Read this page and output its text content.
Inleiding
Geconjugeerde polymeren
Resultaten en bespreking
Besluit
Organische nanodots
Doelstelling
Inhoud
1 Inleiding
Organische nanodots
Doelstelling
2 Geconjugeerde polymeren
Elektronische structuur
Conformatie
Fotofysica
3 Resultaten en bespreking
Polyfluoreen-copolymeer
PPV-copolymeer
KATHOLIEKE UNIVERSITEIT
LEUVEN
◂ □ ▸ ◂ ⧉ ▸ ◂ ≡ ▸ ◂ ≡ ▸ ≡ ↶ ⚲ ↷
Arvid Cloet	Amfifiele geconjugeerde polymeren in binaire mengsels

YOUR GOAL » From the listing above, copy every line that holds the string "copolymeer".

RESULT »
Polyfluoreen-copolymeer
PPV-copolymeer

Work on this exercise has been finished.